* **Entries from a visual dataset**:
--- start ---

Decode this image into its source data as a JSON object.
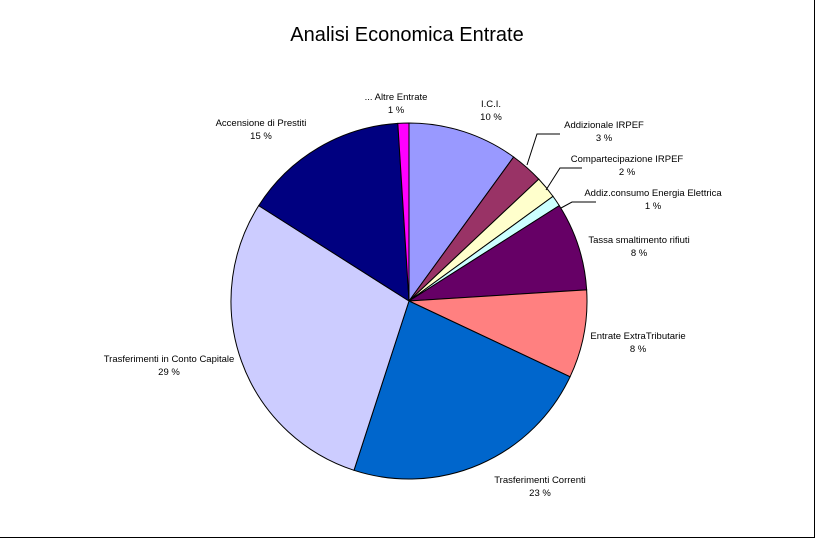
{
  "chart_data": {
    "type": "pie",
    "title": "Analisi Economica Entrate",
    "start_angle_deg": 0,
    "direction": "clockwise",
    "slices": [
      {
        "name": "I.C.I.",
        "value": 10,
        "label": "10 %",
        "color": "#9999FF"
      },
      {
        "name": "Addizionale IRPEF",
        "value": 3,
        "label": "3 %",
        "color": "#993366"
      },
      {
        "name": "Compartecipazione IRPEF",
        "value": 2,
        "label": "2 %",
        "color": "#FFFFCC"
      },
      {
        "name": "Addiz.consumo Energia Elettrica",
        "value": 1,
        "label": "1 %",
        "color": "#CCFFFF"
      },
      {
        "name": "Tassa smaltimento rifiuti",
        "value": 8,
        "label": "8 %",
        "color": "#660066"
      },
      {
        "name": "Entrate ExtraTributarie",
        "value": 8,
        "label": "8 %",
        "color": "#FF8080"
      },
      {
        "name": "Trasferimenti Correnti",
        "value": 23,
        "label": "23 %",
        "color": "#0066CC"
      },
      {
        "name": "Trasferimenti in Conto Capitale",
        "value": 29,
        "label": "29 %",
        "color": "#CCCCFF"
      },
      {
        "name": "Accensione di Prestiti",
        "value": 15,
        "label": "15 %",
        "color": "#000080"
      },
      {
        "name": "... Altre Entrate",
        "value": 1,
        "label": "1 %",
        "color": "#FF00FF"
      }
    ]
  }
}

--- end ---

Show all lines from the records above where the word "Trasferimenti" occurs.

        "name": "Trasferimenti Correnti",
        "name": "Trasferimenti in Conto Capitale",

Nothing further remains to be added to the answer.